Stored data
↓

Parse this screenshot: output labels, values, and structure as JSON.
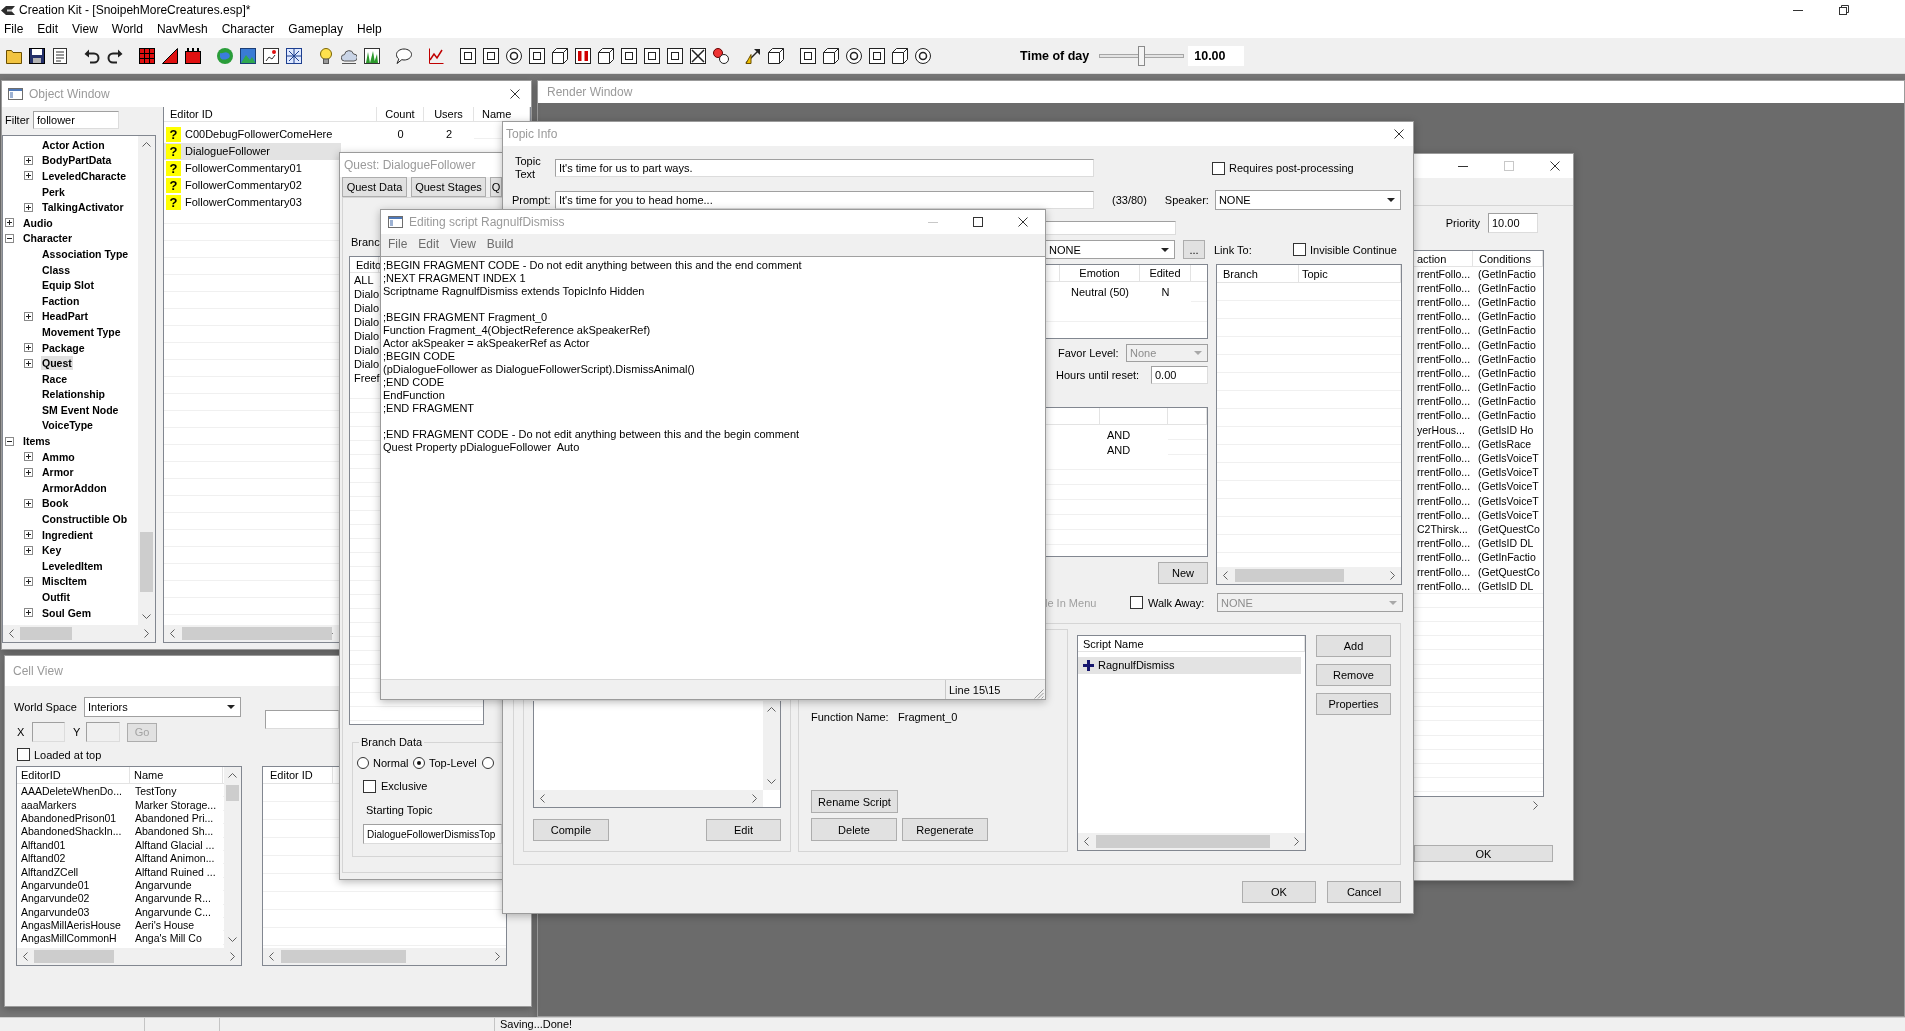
{
  "app": {
    "title": "Creation Kit - [SnoipehMoreCreatures.esp]*",
    "menu": [
      "File",
      "Edit",
      "View",
      "World",
      "NavMesh",
      "Character",
      "Gameplay",
      "Help"
    ]
  },
  "toolbar": {
    "time_of_day": {
      "label": "Time of day",
      "level": 0.5,
      "reading": "10.00"
    }
  },
  "object_window": {
    "title": "Object Window",
    "filter": {
      "label": "Filter",
      "value": "follower"
    },
    "tree": {
      "partial_branch": [
        {
          "label": "Actor Action",
          "kind": "leaf",
          "expanded": false,
          "selected": false
        },
        {
          "label": "BodyPartData",
          "kind": "branch",
          "expanded": false,
          "selected": false
        },
        {
          "label": "LeveledCharacte",
          "kind": "branch",
          "expanded": false,
          "selected": false
        },
        {
          "label": "Perk",
          "kind": "leaf",
          "expanded": false,
          "selected": false
        },
        {
          "label": "TalkingActivator",
          "kind": "branch",
          "expanded": false,
          "selected": false
        }
      ],
      "items": [
        {
          "label": "Audio",
          "kind": "branch",
          "expanded": false,
          "selected": false
        },
        {
          "label": "Character",
          "kind": "branch",
          "expanded": true,
          "selected": false,
          "children": [
            {
              "label": "Association Type",
              "kind": "leaf",
              "expanded": false,
              "selected": false
            },
            {
              "label": "Class",
              "kind": "leaf",
              "expanded": false,
              "selected": false
            },
            {
              "label": "Equip Slot",
              "kind": "leaf",
              "expanded": false,
              "selected": false
            },
            {
              "label": "Faction",
              "kind": "leaf",
              "expanded": false,
              "selected": false
            },
            {
              "label": "HeadPart",
              "kind": "branch",
              "expanded": false,
              "selected": false
            },
            {
              "label": "Movement Type",
              "kind": "leaf",
              "expanded": false,
              "selected": false
            },
            {
              "label": "Package",
              "kind": "branch",
              "expanded": false,
              "selected": false
            },
            {
              "label": "Quest",
              "kind": "branch",
              "expanded": false,
              "selected": true
            },
            {
              "label": "Race",
              "kind": "leaf",
              "expanded": false,
              "selected": false
            },
            {
              "label": "Relationship",
              "kind": "leaf",
              "expanded": false,
              "selected": false
            },
            {
              "label": "SM Event Node",
              "kind": "leaf",
              "expanded": false,
              "selected": false
            },
            {
              "label": "VoiceType",
              "kind": "leaf",
              "expanded": false,
              "selected": false
            }
          ]
        },
        {
          "label": "Items",
          "kind": "branch",
          "expanded": true,
          "selected": false,
          "children": [
            {
              "label": "Ammo",
              "kind": "branch",
              "expanded": false,
              "selected": false
            },
            {
              "label": "Armor",
              "kind": "branch",
              "expanded": false,
              "selected": false
            },
            {
              "label": "ArmorAddon",
              "kind": "leaf",
              "expanded": false,
              "selected": false
            },
            {
              "label": "Book",
              "kind": "branch",
              "expanded": false,
              "selected": false
            },
            {
              "label": "Constructible Ob",
              "kind": "leaf",
              "expanded": false,
              "selected": false
            },
            {
              "label": "Ingredient",
              "kind": "branch",
              "expanded": false,
              "selected": false
            },
            {
              "label": "Key",
              "kind": "branch",
              "expanded": false,
              "selected": false
            },
            {
              "label": "LeveledItem",
              "kind": "leaf",
              "expanded": false,
              "selected": false
            },
            {
              "label": "MiscItem",
              "kind": "branch",
              "expanded": false,
              "selected": false
            },
            {
              "label": "Outfit",
              "kind": "leaf",
              "expanded": false,
              "selected": false
            },
            {
              "label": "Soul Gem",
              "kind": "branch",
              "expanded": false,
              "selected": false
            }
          ]
        }
      ]
    },
    "list": {
      "columns": [
        "Editor ID",
        "Count",
        "Users",
        "Name"
      ],
      "rows": [
        {
          "marker": "?",
          "editor_id": "C00DebugFollowerComeHere",
          "count": "0",
          "users": "2",
          "selected": false
        },
        {
          "marker": "?",
          "editor_id": "DialogueFollower",
          "selected": true
        },
        {
          "marker": "?",
          "editor_id": "FollowerCommentary01",
          "selected": false
        },
        {
          "marker": "?",
          "editor_id": "FollowerCommentary02",
          "selected": false
        },
        {
          "marker": "?",
          "editor_id": "FollowerCommentary03",
          "selected": false
        }
      ]
    }
  },
  "render_window": {
    "title": "Render Window"
  },
  "cell_view": {
    "title": "Cell View",
    "world_space": {
      "label": "World Space",
      "value": "Interiors"
    },
    "coordinates": {
      "x_label": "X",
      "y_label": "Y",
      "disabled": true
    },
    "go_button": {
      "label": "Go",
      "disabled": true
    },
    "loaded_at_top": {
      "label": "Loaded at top",
      "checked": false
    },
    "cells": {
      "columns": [
        "EditorID",
        "Name"
      ],
      "rows": [
        [
          "AAADeleteWhenDo...",
          "TestTony"
        ],
        [
          "aaaMarkers",
          "Marker Storage..."
        ],
        [
          "AbandonedPrison01",
          "Abandoned Pri..."
        ],
        [
          "AbandonedShackIn...",
          "Abandoned Sh..."
        ],
        [
          "Alftand01",
          "Alftand Glacial ..."
        ],
        [
          "Alftand02",
          "Alftand Animon..."
        ],
        [
          "AlftandZCell",
          "Alftand Ruined ..."
        ],
        [
          "Angarvunde01",
          "Angarvunde"
        ],
        [
          "Angarvunde02",
          "Angarvunde R..."
        ],
        [
          "Angarvunde03",
          "Angarvunde C..."
        ],
        [
          "AngasMillAerisHouse",
          "Aeri's House"
        ],
        [
          "AngasMillCommonH",
          "Anga's Mill Co"
        ]
      ]
    },
    "references": {
      "columns": [
        "Editor ID"
      ]
    }
  },
  "quest_window": {
    "title": "Quest: DialogueFollower",
    "tabs": [
      {
        "label": "Quest Data",
        "selected": false
      },
      {
        "label": "Quest Stages",
        "selected": false
      },
      {
        "label": "Q",
        "selected": false
      }
    ],
    "branches_label": "Branc",
    "branch_list": {
      "columns": [
        "Edito"
      ],
      "rows": [
        "ALL",
        "Dialo",
        "Dialo",
        "Dialo",
        "Dialo",
        "Dialo",
        "Dialo",
        "Freef"
      ]
    },
    "branch_data": {
      "title": "Branch Data",
      "types": [
        {
          "label": "Normal",
          "selected": false
        },
        {
          "label": "Top-Level",
          "selected": true
        },
        {
          "selected": false
        }
      ],
      "exclusive": {
        "label": "Exclusive",
        "checked": false
      },
      "starting_topic": {
        "label": "Starting Topic",
        "value": "DialogueFollowerDismissTop"
      }
    }
  },
  "topic_info": {
    "title": "Topic Info",
    "topic_text": {
      "label": "Topic Text",
      "value": "It's time for us to part ways."
    },
    "requires_post_processing": {
      "label": "Requires post-processing",
      "checked": false
    },
    "prompt": {
      "label": "Prompt:",
      "value": "It's time for you to head home...",
      "counter": "(33/80)"
    },
    "speaker": {
      "label": "Speaker:",
      "value": "NONE"
    },
    "response": {
      "value": "NONE",
      "more_button": "..."
    },
    "link_to": "Link To:",
    "invisible_continue": {
      "label": "Invisible Continue",
      "checked": false
    },
    "responses": {
      "columns": [
        "Emotion",
        "Edited"
      ],
      "rows": [
        {
          "emotion": "Neutral (50)",
          "edited": "N"
        }
      ]
    },
    "favor_level": {
      "label": "Favor Level:",
      "value": "None",
      "disabled": true
    },
    "hours_until_reset": {
      "label": "Hours until reset:",
      "value": "0.00"
    },
    "conditions": {
      "rows": [
        "AND",
        "AND"
      ]
    },
    "new_button": "New",
    "link_list": {
      "columns": [
        "Branch",
        "Topic"
      ]
    },
    "visible_in_menu": {
      "label": "le In Menu",
      "disabled": true
    },
    "walk_away": {
      "label": "Walk Away:",
      "checked": false,
      "value": "NONE",
      "disabled": true
    },
    "fragment": {
      "compile_button": "Compile",
      "edit_button": "Edit",
      "function_label": "Function Name:",
      "function_name": "Fragment_0",
      "rename_button": "Rename Script",
      "delete_button": "Delete",
      "regenerate_button": "Regenerate"
    },
    "scripts": {
      "column": "Script Name",
      "rows": [
        {
          "name": "RagnulfDismiss",
          "selected": true
        }
      ],
      "buttons": [
        "Add",
        "Remove",
        "Properties"
      ]
    },
    "buttons": [
      "OK",
      "Cancel"
    ]
  },
  "side_window": {
    "priority": {
      "label": "Priority",
      "value": "10.00"
    },
    "conditions": {
      "columns": [
        "action",
        "Conditions"
      ],
      "rows": [
        [
          "rrentFollo...",
          "(GetInFactio"
        ],
        [
          "rrentFollo...",
          "(GetInFactio"
        ],
        [
          "rrentFollo...",
          "(GetInFactio"
        ],
        [
          "rrentFollo...",
          "(GetInFactio"
        ],
        [
          "rrentFollo...",
          "(GetInFactio"
        ],
        [
          "rrentFollo...",
          "(GetInFactio"
        ],
        [
          "rrentFollo...",
          "(GetInFactio"
        ],
        [
          "rrentFollo...",
          "(GetInFactio"
        ],
        [
          "rrentFollo...",
          "(GetInFactio"
        ],
        [
          "rrentFollo...",
          "(GetInFactio"
        ],
        [
          "rrentFollo...",
          "(GetInFactio"
        ],
        [
          "yerHous...",
          "(GetIsID Ho"
        ],
        [
          "rrentFollo...",
          "(GetIsRace"
        ],
        [
          "rrentFollo...",
          "(GetIsVoiceT"
        ],
        [
          "rrentFollo...",
          "(GetIsVoiceT"
        ],
        [
          "rrentFollo...",
          "(GetIsVoiceT"
        ],
        [
          "rrentFollo...",
          "(GetIsVoiceT"
        ],
        [
          "rrentFollo...",
          "(GetIsVoiceT"
        ],
        [
          "C2Thirsk...",
          "(GetQuestCo"
        ],
        [
          "rrentFollo...",
          "(GetIsID DL"
        ],
        [
          "rrentFollo...",
          "(GetInFactio"
        ],
        [
          "rrentFollo...",
          "(GetQuestCo"
        ],
        [
          "rrentFollo...",
          "(GetIsID DL"
        ]
      ]
    },
    "ok_button": "OK"
  },
  "script_editor": {
    "title": "Editing script RagnulfDismiss",
    "menu": [
      "File",
      "Edit",
      "View",
      "Build"
    ],
    "code": ";BEGIN FRAGMENT CODE - Do not edit anything between this and the end comment\n;NEXT FRAGMENT INDEX 1\nScriptname RagnulfDismiss extends TopicInfo Hidden\n\n;BEGIN FRAGMENT Fragment_0\nFunction Fragment_4(ObjectReference akSpeakerRef)\nActor akSpeaker = akSpeakerRef as Actor\n;BEGIN CODE\n(pDialogueFollower as DialogueFollowerScript).DismissAnimal()\n;END CODE\nEndFunction\n;END FRAGMENT\n\n;END FRAGMENT CODE - Do not edit anything between this and the begin comment\nQuest Property pDialogueFollower  Auto",
    "status": "Line 15\\15"
  },
  "status_bar": {
    "message": "Saving...Done!"
  }
}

↑

_Short problem_. Working from the listing above, pick out every line that has "RagnulfDismiss" and copy it.

_Solution_.
          "name": "RagnulfDismiss",
    "title": "Editing script RagnulfDismiss",
    "code": ";BEGIN FRAGMENT CODE - Do not edit anything between this and the end comment\n;NEXT FRAGMENT INDEX 1\nScriptname RagnulfDismiss extends TopicInfo Hidden\n\n;BEGIN FRAGMENT Fragment_0\nFunction Fragment_4(ObjectReference akSpeakerRef)\nActor akSpeaker = akSpeakerRef as Actor\n;BEGIN CODE\n(pDialogueFollower as DialogueFollowerScript).DismissAnimal()\n;END CODE\nEndFunction\n;END FRAGMENT\n\n;END FRAGMENT CODE - Do not edit anything between this and the begin comment\nQuest Property pDialogueFollower  Auto",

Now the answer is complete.